TO BE DONE:
**A.** From the passage on what lawyers do, extract the stretch from "Of course, lawyers" through "trying civil disputes.", word for word.
**B.** Answer these questions using the passage on what lawyers do:
(i) According to the passage, what do you have to know in order to know what a law school does?
(ii) What purpose do the roles listed from justices through negotiators all serve?
(iii) What kind of work do estate planners, tax lawyers, and sports lawyers all do?

EXTRACT TO READ:
As yet another school year starts, law schools would do well to remember what they do. And to know what a law school does, you have to know what lawyers do.
Of course, lawyers do many things. They serve as justices, judges, magistrates, referees, arbitrators, mediators, case evaluators, and negotiators, all to resolve disputes. They serve as attorneys general, solicitors general, judge advocates general, district attorneys, prosecutors, public defenders, military lawyers, county counsel, agency counsel, and municipal lawyers, all related to government work. They serve as plaintiff’s lawyers, trial lawyers, litigators, insurance-defense counsel, public-interest lawyers, family lawyers, divorce lawyers, probate counsel, guardian ad litem, trustee, and conservator, all trying civil disputes.
Lawyers also serve as chief legal officer, general counsel, senior counsel, associate counsel, corporate counsel, in-house counsel, and retained counsel, all doing corporate work. They serve as estate planners, business planners, bond lawyers, tax lawyers, patent lawyers, labor lawyers, entertainment lawyers, and sports lawyers, all doing transactional work.

INFORMATION PROVIDED:
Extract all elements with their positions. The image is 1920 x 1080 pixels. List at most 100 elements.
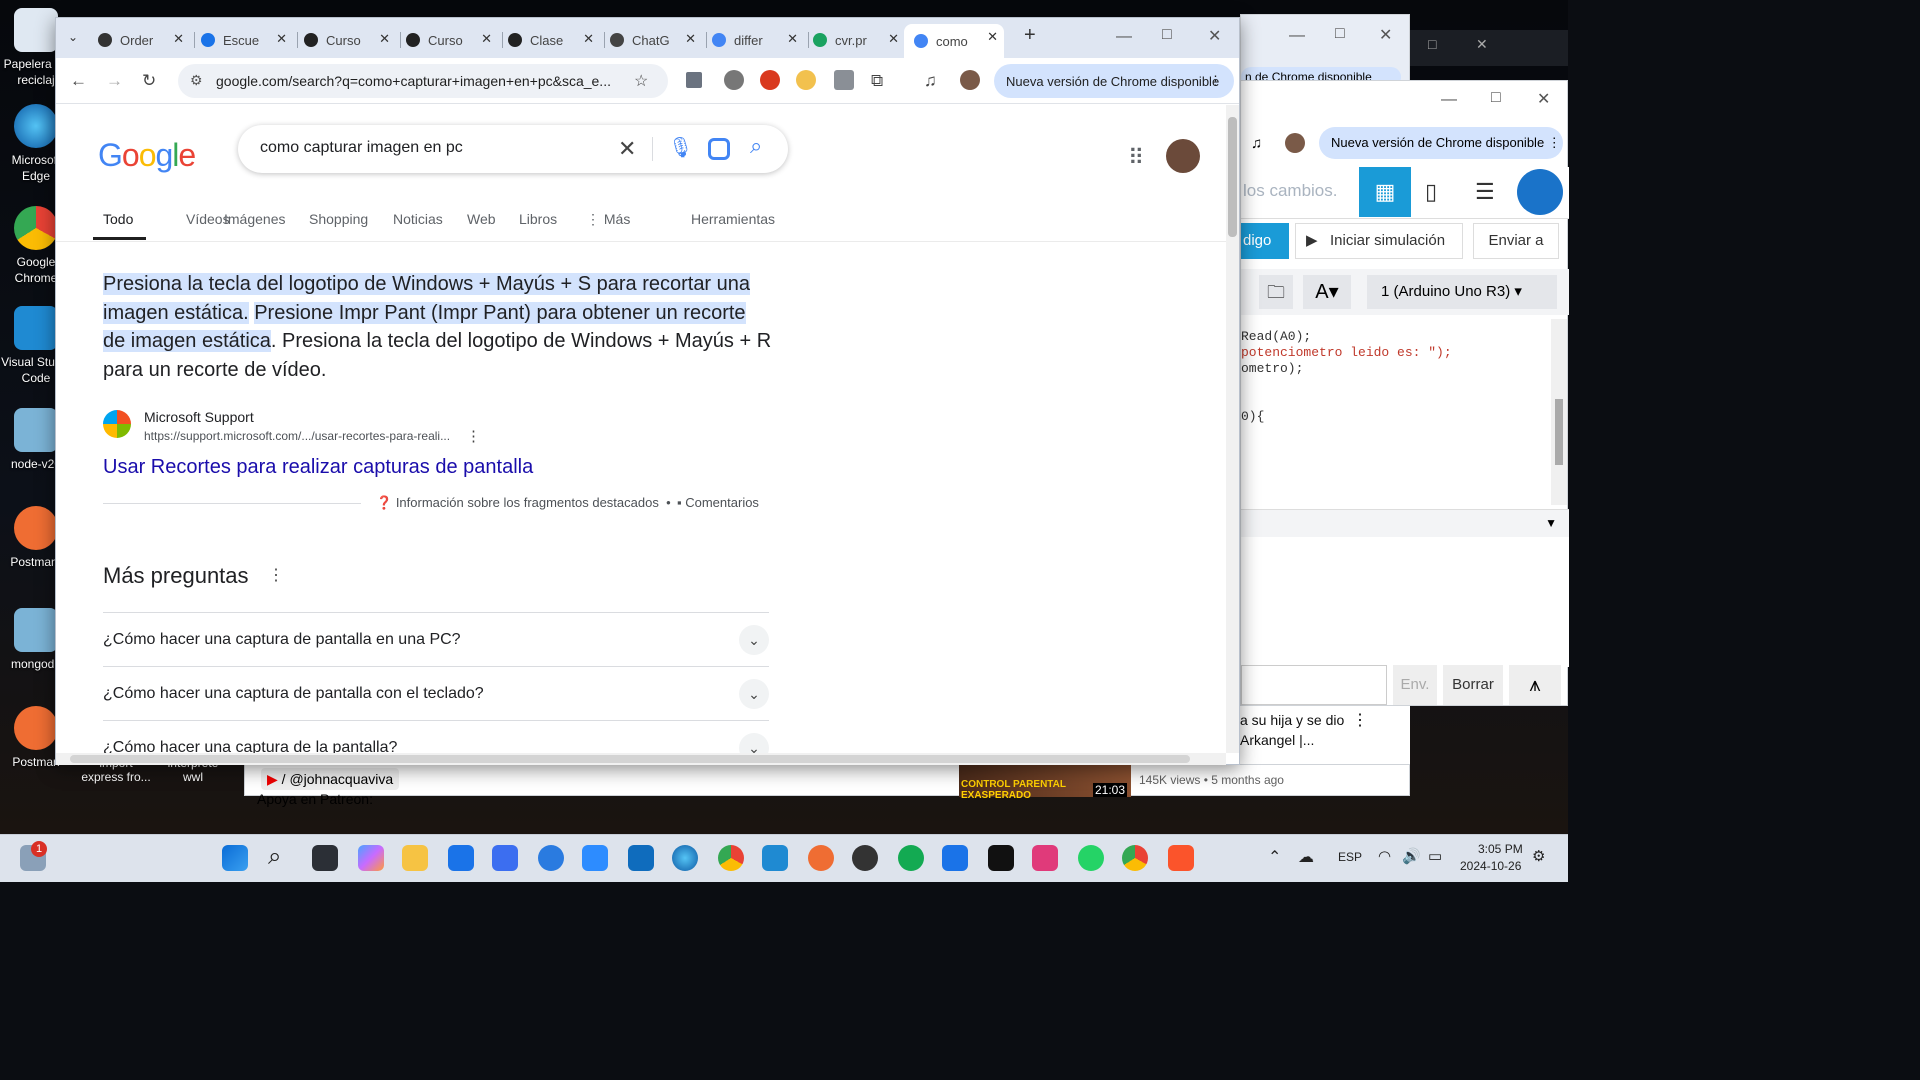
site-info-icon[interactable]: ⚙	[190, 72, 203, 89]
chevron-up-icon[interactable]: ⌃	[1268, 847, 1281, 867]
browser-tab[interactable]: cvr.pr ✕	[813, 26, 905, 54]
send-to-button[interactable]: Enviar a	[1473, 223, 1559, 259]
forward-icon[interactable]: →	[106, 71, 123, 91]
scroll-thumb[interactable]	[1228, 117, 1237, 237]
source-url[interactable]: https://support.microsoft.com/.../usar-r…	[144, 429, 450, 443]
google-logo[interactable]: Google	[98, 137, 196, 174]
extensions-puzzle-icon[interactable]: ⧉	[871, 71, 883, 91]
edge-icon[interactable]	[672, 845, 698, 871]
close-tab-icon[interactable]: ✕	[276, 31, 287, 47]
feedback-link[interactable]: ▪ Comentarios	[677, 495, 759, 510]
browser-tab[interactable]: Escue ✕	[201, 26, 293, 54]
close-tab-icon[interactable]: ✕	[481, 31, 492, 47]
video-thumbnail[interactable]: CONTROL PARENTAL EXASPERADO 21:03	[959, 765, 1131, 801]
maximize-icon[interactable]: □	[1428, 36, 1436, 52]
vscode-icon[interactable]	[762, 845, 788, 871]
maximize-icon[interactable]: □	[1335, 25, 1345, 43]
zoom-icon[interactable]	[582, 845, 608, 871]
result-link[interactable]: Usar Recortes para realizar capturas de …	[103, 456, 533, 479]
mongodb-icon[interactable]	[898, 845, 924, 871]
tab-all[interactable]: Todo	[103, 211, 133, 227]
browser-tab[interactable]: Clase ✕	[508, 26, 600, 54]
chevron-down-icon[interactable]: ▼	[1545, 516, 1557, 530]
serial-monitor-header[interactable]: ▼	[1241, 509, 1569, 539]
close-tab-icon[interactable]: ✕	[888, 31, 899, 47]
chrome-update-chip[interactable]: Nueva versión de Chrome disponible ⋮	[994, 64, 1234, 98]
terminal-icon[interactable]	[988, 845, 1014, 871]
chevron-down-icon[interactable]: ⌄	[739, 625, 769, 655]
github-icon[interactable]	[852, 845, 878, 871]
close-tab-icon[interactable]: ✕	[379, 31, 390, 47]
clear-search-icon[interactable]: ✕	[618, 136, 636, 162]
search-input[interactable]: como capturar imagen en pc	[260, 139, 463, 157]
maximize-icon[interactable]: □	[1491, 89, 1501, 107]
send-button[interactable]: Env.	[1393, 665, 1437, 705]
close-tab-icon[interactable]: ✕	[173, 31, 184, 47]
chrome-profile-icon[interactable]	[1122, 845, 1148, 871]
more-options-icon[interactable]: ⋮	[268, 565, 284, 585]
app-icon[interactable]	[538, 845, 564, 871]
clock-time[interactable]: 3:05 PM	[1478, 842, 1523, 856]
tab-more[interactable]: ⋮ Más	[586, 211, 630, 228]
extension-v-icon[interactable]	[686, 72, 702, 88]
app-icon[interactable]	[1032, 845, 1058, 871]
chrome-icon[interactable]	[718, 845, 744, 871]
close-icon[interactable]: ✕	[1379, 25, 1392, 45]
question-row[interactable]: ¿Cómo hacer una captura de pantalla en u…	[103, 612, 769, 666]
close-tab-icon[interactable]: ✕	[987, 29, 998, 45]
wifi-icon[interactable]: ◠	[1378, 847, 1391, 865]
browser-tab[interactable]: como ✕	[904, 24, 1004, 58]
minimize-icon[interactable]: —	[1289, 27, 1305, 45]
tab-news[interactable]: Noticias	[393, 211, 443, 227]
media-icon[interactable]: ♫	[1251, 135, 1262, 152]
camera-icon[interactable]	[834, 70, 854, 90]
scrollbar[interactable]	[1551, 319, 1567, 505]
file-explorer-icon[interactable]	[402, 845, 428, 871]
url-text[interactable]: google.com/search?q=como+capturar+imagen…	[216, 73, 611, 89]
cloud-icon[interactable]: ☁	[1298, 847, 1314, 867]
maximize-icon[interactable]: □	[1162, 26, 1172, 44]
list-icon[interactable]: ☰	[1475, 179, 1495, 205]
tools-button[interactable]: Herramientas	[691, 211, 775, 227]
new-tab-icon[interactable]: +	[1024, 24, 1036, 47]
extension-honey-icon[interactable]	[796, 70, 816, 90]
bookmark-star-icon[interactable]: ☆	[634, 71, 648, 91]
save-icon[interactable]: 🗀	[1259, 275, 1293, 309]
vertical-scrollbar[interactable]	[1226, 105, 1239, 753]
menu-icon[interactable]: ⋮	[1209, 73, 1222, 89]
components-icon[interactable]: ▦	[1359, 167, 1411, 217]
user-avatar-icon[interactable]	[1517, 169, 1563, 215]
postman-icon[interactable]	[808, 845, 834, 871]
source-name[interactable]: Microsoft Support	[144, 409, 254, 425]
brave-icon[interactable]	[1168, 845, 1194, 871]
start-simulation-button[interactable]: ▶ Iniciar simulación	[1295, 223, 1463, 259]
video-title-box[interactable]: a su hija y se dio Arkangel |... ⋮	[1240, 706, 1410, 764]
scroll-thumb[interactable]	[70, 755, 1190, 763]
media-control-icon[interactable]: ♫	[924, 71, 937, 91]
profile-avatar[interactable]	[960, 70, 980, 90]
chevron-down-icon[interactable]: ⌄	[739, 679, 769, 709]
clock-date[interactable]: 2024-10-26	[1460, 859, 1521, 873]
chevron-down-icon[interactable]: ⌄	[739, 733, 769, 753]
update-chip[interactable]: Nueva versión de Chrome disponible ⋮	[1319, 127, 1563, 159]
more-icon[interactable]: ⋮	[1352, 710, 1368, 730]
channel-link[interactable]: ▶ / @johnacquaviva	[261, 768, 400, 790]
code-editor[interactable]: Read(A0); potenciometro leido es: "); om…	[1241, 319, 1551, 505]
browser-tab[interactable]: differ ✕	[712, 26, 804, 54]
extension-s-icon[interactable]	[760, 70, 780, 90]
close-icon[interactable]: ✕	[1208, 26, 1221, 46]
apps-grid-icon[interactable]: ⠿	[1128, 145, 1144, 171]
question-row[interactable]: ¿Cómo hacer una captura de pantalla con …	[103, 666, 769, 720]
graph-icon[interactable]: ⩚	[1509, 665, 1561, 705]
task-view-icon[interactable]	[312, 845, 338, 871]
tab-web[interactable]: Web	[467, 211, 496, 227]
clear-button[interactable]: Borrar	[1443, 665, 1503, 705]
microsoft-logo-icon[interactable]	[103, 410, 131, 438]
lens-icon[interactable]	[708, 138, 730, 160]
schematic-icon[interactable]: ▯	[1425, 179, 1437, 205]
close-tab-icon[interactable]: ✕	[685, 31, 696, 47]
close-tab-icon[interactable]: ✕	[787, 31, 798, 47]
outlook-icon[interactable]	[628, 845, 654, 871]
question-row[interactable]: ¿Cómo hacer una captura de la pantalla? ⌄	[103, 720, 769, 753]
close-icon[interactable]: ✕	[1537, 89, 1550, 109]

RESULTS:
**A.**
Of course, lawyers do many things. They serve as justices, judges, magistrates, referees, arbitrators, mediators, case evaluators, and negotiators, all to resolve disputes. They serve as attorneys general, solicitors general, judge advocates general, district attorneys, prosecutors, public defenders, military lawyers, county counsel, agency counsel, and municipal lawyers, all related to government work. They serve as plaintiff’s lawyers, trial lawyers, litigators, insurance-defense counsel, public-interest lawyers, family lawyers, divorce lawyers, probate counsel, guardian ad litem, trustee, and conservator, all trying civil disputes.

**B.**
(i) What lawyers do.
(ii) Resolving disputes.
(iii) Transactional work.